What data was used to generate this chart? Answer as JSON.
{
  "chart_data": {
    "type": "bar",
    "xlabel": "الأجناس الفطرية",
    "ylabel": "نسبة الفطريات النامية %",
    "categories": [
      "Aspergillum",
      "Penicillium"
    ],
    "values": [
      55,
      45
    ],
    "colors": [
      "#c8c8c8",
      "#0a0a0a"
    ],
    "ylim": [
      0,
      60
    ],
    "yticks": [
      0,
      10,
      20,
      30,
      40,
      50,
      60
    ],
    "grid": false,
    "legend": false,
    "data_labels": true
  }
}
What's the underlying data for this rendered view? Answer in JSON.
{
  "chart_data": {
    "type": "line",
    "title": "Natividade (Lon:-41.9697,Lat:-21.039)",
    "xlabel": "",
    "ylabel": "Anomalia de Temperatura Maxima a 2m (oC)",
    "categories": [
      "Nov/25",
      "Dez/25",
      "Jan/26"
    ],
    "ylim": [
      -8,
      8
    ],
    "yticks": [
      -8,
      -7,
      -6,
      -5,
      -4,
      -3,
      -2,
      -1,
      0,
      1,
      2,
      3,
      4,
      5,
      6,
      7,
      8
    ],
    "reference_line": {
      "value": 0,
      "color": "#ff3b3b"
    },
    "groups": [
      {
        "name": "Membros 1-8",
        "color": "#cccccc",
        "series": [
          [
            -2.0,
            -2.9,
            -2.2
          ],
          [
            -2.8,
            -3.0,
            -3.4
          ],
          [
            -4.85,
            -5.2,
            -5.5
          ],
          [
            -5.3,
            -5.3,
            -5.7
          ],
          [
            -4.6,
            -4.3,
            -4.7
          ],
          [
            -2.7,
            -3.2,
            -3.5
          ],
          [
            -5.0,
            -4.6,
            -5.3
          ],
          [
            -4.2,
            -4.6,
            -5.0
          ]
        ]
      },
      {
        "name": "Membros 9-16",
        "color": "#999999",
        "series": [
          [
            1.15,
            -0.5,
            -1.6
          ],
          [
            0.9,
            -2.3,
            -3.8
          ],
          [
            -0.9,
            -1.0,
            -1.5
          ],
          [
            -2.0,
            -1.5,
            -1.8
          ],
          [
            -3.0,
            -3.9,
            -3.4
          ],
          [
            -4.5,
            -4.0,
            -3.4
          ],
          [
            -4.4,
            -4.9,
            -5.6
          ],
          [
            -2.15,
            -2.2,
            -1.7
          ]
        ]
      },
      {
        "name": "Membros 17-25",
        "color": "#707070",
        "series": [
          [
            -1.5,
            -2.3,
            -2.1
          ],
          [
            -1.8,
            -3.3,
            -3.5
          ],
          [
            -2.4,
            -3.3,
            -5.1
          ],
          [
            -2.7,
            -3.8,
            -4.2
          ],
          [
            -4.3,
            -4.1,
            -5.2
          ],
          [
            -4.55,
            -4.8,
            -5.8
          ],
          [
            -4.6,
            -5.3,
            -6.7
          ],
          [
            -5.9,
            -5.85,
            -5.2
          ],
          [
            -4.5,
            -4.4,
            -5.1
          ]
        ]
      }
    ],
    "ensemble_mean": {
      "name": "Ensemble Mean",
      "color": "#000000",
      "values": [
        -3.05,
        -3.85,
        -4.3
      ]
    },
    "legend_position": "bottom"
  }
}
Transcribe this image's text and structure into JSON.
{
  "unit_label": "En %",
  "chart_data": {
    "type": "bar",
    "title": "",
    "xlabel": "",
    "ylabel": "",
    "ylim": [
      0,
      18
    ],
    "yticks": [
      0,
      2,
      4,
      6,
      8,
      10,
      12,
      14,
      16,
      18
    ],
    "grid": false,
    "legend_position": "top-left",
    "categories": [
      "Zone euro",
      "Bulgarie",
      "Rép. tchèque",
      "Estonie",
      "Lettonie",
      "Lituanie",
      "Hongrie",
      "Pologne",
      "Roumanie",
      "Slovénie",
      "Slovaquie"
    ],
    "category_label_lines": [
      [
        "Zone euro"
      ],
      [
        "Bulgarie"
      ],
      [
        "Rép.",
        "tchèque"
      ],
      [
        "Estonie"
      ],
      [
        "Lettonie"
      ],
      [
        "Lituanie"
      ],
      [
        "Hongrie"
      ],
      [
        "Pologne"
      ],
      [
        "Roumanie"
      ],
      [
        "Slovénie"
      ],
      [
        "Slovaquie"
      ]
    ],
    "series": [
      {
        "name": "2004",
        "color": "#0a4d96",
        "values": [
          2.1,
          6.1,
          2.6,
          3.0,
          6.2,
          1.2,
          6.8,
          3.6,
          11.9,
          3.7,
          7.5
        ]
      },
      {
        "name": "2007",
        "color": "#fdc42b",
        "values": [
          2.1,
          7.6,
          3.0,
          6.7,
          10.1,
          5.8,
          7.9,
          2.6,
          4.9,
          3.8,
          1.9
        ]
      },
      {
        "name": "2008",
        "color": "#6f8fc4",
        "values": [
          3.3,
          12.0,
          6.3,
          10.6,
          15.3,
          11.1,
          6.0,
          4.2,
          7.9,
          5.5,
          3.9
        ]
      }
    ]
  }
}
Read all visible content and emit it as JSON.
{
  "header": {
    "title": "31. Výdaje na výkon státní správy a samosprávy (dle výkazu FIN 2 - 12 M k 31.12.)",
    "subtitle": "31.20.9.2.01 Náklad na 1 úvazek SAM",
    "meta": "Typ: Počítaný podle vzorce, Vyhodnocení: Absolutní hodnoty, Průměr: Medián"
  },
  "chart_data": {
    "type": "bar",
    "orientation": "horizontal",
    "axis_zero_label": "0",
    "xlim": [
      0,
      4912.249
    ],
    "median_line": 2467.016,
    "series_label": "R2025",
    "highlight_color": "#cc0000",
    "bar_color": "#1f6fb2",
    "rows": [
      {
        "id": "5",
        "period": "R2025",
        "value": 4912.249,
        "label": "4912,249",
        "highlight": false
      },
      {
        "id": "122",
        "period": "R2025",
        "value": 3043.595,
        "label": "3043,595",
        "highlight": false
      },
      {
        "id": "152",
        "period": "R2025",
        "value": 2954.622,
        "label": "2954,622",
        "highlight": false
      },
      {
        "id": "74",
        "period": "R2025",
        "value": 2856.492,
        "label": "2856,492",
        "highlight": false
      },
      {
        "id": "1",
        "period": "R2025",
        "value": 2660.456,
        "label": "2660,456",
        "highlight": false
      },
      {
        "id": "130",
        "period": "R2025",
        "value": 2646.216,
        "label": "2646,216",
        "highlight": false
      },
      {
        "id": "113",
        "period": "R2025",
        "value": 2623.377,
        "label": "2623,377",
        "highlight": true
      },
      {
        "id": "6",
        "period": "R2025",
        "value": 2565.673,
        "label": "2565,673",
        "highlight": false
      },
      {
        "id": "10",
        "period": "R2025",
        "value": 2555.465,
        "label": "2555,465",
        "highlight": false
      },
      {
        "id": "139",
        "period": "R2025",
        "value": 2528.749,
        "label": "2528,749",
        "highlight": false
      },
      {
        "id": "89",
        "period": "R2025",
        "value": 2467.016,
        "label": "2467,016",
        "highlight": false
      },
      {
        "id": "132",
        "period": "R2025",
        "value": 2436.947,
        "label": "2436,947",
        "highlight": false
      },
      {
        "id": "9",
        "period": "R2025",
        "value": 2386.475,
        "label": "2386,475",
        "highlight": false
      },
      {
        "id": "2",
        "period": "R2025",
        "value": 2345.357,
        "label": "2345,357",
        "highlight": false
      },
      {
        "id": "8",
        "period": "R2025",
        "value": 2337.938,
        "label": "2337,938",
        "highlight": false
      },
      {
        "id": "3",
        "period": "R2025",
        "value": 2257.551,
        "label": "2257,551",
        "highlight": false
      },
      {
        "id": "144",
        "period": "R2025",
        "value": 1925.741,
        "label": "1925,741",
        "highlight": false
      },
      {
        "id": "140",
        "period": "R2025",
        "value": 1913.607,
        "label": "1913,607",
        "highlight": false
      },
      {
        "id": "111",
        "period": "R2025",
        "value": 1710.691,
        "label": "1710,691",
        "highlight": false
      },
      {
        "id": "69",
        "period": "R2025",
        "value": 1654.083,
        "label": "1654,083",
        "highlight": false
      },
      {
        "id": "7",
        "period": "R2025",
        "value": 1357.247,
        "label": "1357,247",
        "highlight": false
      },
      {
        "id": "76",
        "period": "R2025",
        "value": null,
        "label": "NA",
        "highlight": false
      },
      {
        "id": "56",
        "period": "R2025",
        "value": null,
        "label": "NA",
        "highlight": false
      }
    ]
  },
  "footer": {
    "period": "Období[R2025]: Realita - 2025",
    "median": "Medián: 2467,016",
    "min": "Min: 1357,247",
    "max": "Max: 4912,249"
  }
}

--- Exercise aim ---
From the records, copy every line that has the string "this" in it.

--- Completed task ---
What data was used to generate this chart? Answer as JSON.
What's the underlying data for this rendered view? Answer in JSON.
Transcribe this image's text and structure into JSON.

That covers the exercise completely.